=== Exercise goal ===
Return the listing below exactly, with the pictures dropped.

··········

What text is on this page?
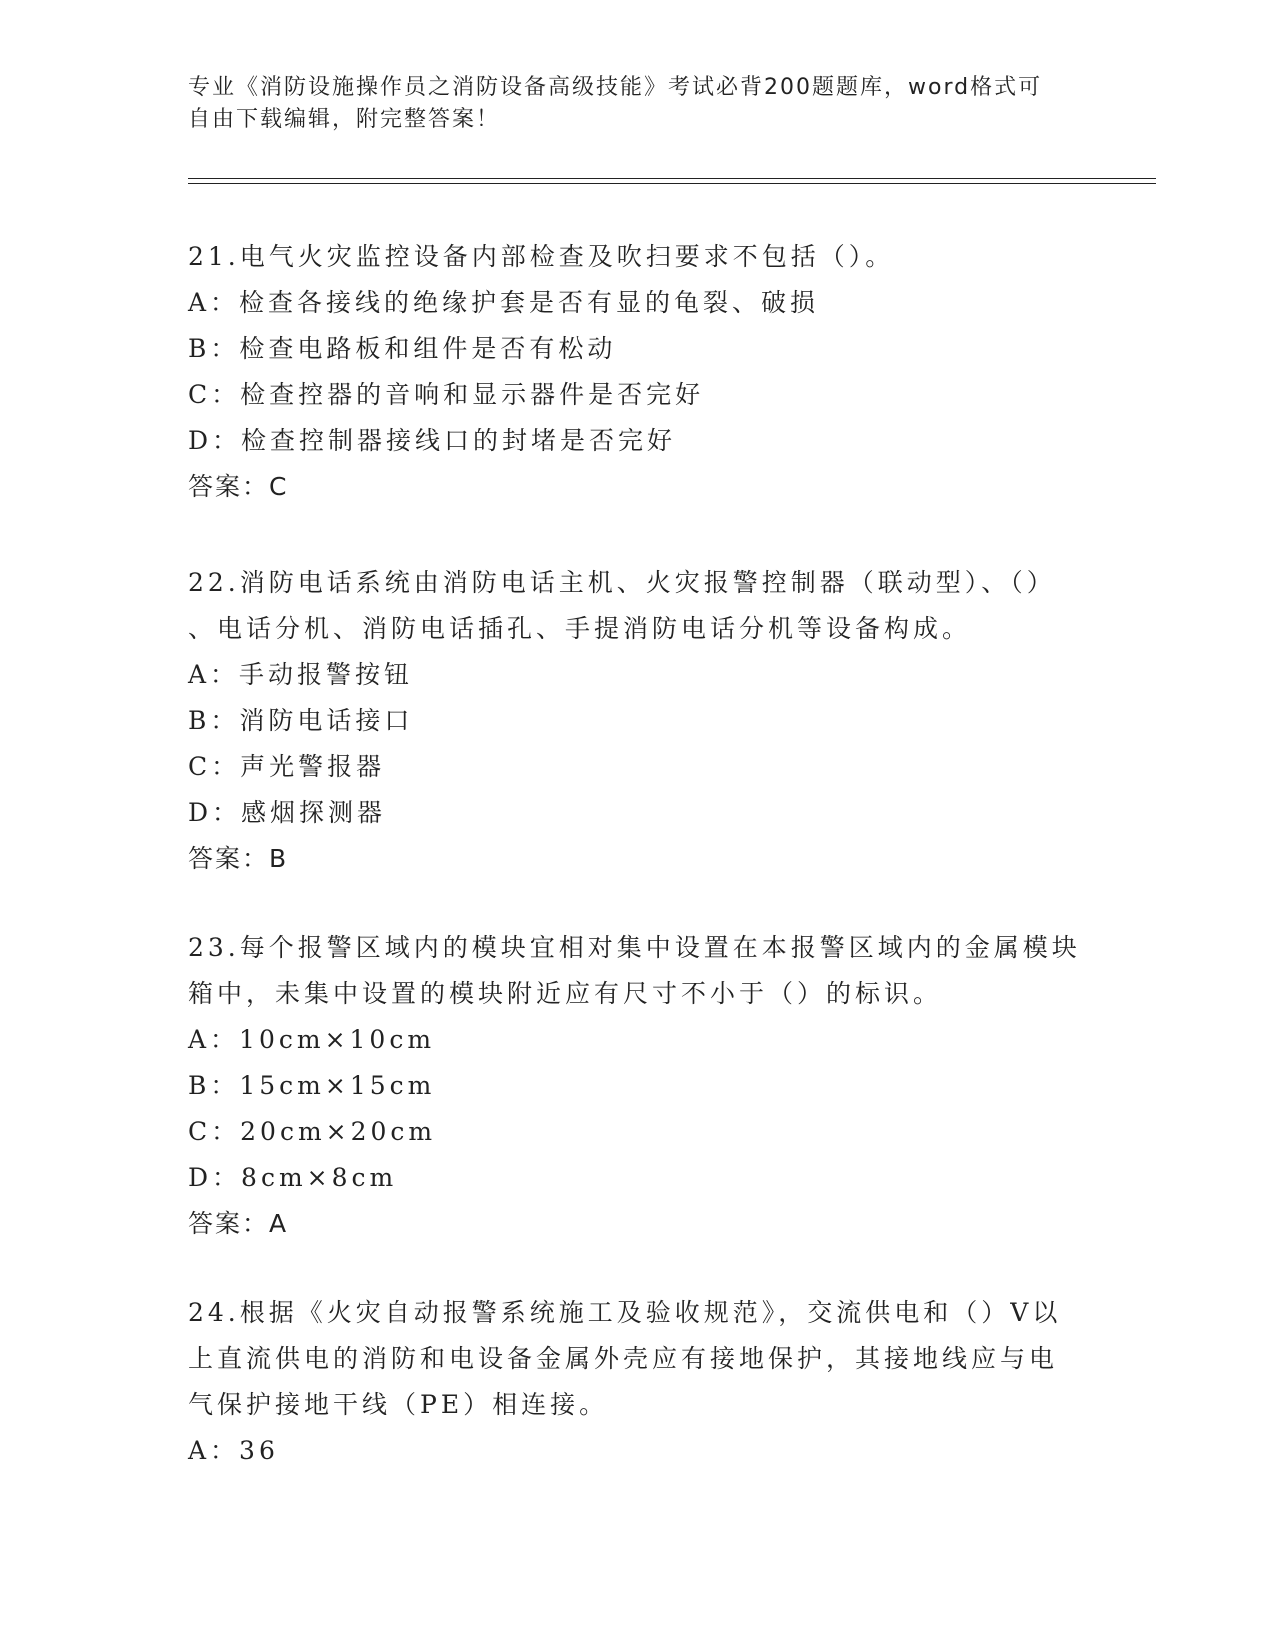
专业《消防设施操作员之消防设备高级技能》考试必背200题题库，word格式可
自由下载编辑，附完整答案！

21.电气火灾监控设备内部检查及吹扫要求不包括（）。

A：检查各接线的绝缘护套是否有显的龟裂、破损

B：检查电路板和组件是否有松动

C：检查控器的音响和显示器件是否完好

D：检查控制器接线口的封堵是否完好

答案：C

22.消防电话系统由消防电话主机、火灾报警控制器（联动型）、（）

、电话分机、消防电话插孔、手提消防电话分机等设备构成。

A：手动报警按钮

B：消防电话接口

C：声光警报器

D：感烟探测器

答案：B

23.每个报警区域内的模块宜相对集中设置在本报警区域内的金属模块

箱中，未集中设置的模块附近应有尺寸不小于（）的标识。

A：10cm×10cm

B：15cm×15cm

C：20cm×20cm

D：8cm×8cm

答案：A

24.根据《火灾自动报警系统施工及验收规范》，交流供电和（）V以

上直流供电的消防和电设备金属外壳应有接地保护，其接地线应与电

气保护接地干线（PE）相连接。

A：36
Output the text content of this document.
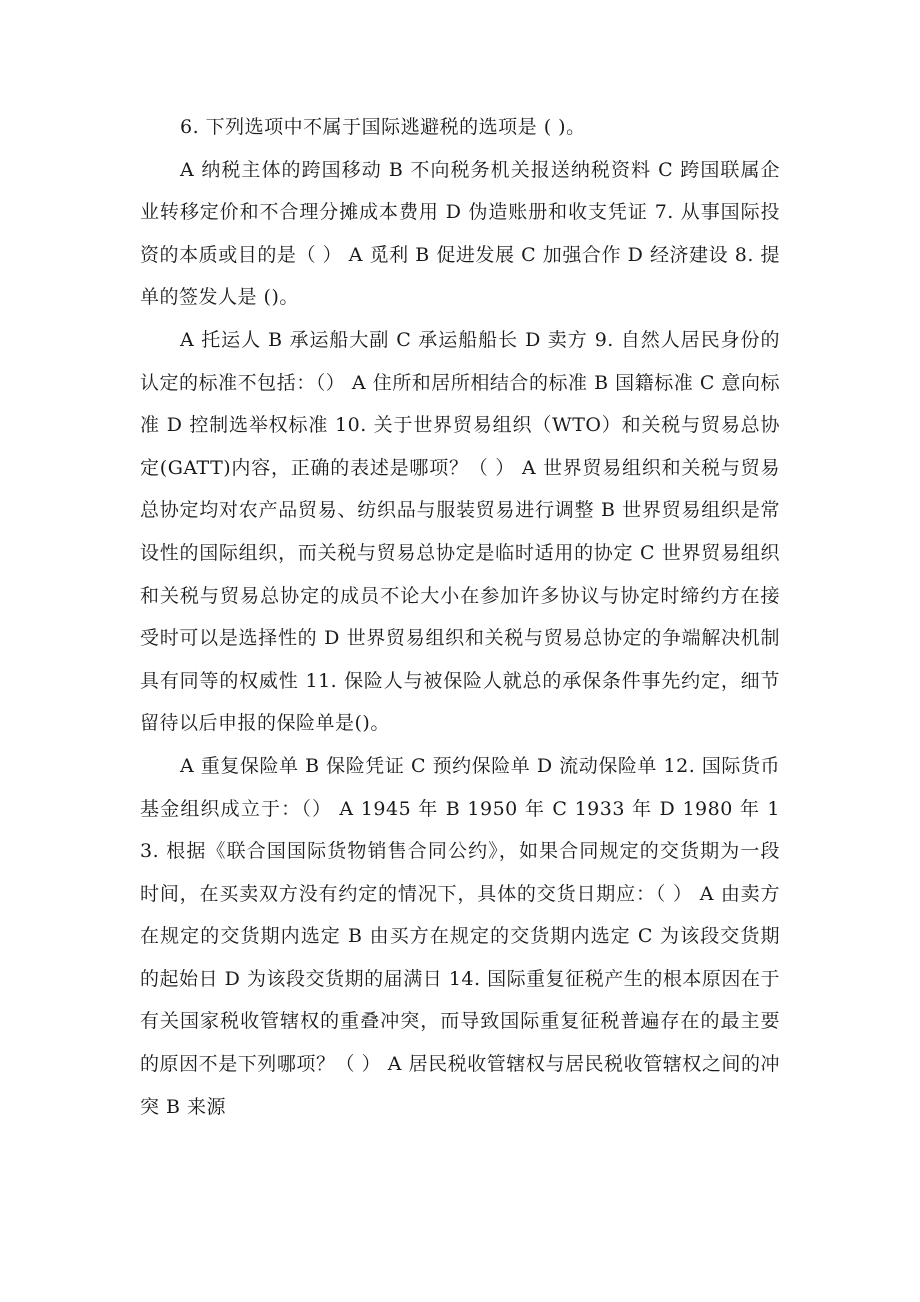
6. 下列选项中不属于国际逃避税的选项是 ( )。

A 纳税主体的跨国移动 B 不向税务机关报送纳税资料 C 跨国联属企业转移定价和不合理分摊成本费用 D 伪造账册和收支凭证 7. 从事国际投资的本质或目的是（ ） A 觅利 B 促进发展 C 加强合作 D 经济建设 8. 提单的签发人是 ()。

A 托运人 B 承运船大副 C 承运船船长 D 卖方 9. 自然人居民身份的认定的标准不包括：（） A 住所和居所相结合的标准 B 国籍标准 C 意向标准 D 控制选举权标准 10. 关于世界贸易组织（WTO）和关税与贸易总协定(GATT)内容，正确的表述是哪项？（ ） A 世界贸易组织和关税与贸易总协定均对农产品贸易、纺织品与服装贸易进行调整 B 世界贸易组织是常设性的国际组织，而关税与贸易总协定是临时适用的协定 C 世界贸易组织和关税与贸易总协定的成员不论大小在参加许多协议与协定时缔约方在接受时可以是选择性的 D 世界贸易组织和关税与贸易总协定的争端解决机制具有同等的权威性 11. 保险人与被保险人就总的承保条件事先约定，细节留待以后申报的保险单是()。

A 重复保险单 B 保险凭证 C 预约保险单 D 流动保险单 12. 国际货币基金组织成立于：（） A 1945 年 B 1950 年 C 1933 年 D 1980 年 13. 根据《联合国国际货物销售合同公约》，如果合同规定的交货期为一段时间，在买卖双方没有约定的情况下，具体的交货日期应：（ ） A 由卖方在规定的交货期内选定 B 由买方在规定的交货期内选定 C 为该段交货期的起始日 D 为该段交货期的届满日 14. 国际重复征税产生的根本原因在于有关国家税收管辖权的重叠冲突，而导致国际重复征税普遍存在的最主要的原因不是下列哪项？（ ） A 居民税收管辖权与居民税收管辖权之间的冲突 B 来源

··········

=== Written solution ===
What text is on this page?
专业《消防设施操作员之消防设备高级技能》考试必背200题题库，word格式可
自由下载编辑，附完整答案！

21.电气火灾监控设备内部检查及吹扫要求不包括（）。

A：检查各接线的绝缘护套是否有显的龟裂、破损

B：检查电路板和组件是否有松动

C：检查控器的音响和显示器件是否完好

D：检查控制器接线口的封堵是否完好

答案：C

22.消防电话系统由消防电话主机、火灾报警控制器（联动型）、（）

、电话分机、消防电话插孔、手提消防电话分机等设备构成。

A：手动报警按钮

B：消防电话接口

C：声光警报器

D：感烟探测器

答案：B

23.每个报警区域内的模块宜相对集中设置在本报警区域内的金属模块

箱中，未集中设置的模块附近应有尺寸不小于（）的标识。

A：10cm×10cm

B：15cm×15cm

C：20cm×20cm

D：8cm×8cm

答案：A

24.根据《火灾自动报警系统施工及验收规范》，交流供电和（）V以

上直流供电的消防和电设备金属外壳应有接地保护，其接地线应与电

气保护接地干线（PE）相连接。

A：36
Output the text content of this document.
6. 下列选项中不属于国际逃避税的选项是 ( )。

A 纳税主体的跨国移动 B 不向税务机关报送纳税资料 C 跨国联属企业转移定价和不合理分摊成本费用 D 伪造账册和收支凭证 7. 从事国际投资的本质或目的是（ ） A 觅利 B 促进发展 C 加强合作 D 经济建设 8. 提单的签发人是 ()。

A 托运人 B 承运船大副 C 承运船船长 D 卖方 9. 自然人居民身份的认定的标准不包括：（） A 住所和居所相结合的标准 B 国籍标准 C 意向标准 D 控制选举权标准 10. 关于世界贸易组织（WTO）和关税与贸易总协定(GATT)内容，正确的表述是哪项？（ ） A 世界贸易组织和关税与贸易总协定均对农产品贸易、纺织品与服装贸易进行调整 B 世界贸易组织是常设性的国际组织，而关税与贸易总协定是临时适用的协定 C 世界贸易组织和关税与贸易总协定的成员不论大小在参加许多协议与协定时缔约方在接受时可以是选择性的 D 世界贸易组织和关税与贸易总协定的争端解决机制具有同等的权威性 11. 保险人与被保险人就总的承保条件事先约定，细节留待以后申报的保险单是()。

A 重复保险单 B 保险凭证 C 预约保险单 D 流动保险单 12. 国际货币基金组织成立于：（） A 1945 年 B 1950 年 C 1933 年 D 1980 年 13. 根据《联合国国际货物销售合同公约》，如果合同规定的交货期为一段时间，在买卖双方没有约定的情况下，具体的交货日期应：（ ） A 由卖方在规定的交货期内选定 B 由买方在规定的交货期内选定 C 为该段交货期的起始日 D 为该段交货期的届满日 14. 国际重复征税产生的根本原因在于有关国家税收管辖权的重叠冲突，而导致国际重复征税普遍存在的最主要的原因不是下列哪项？（ ） A 居民税收管辖权与居民税收管辖权之间的冲突 B 来源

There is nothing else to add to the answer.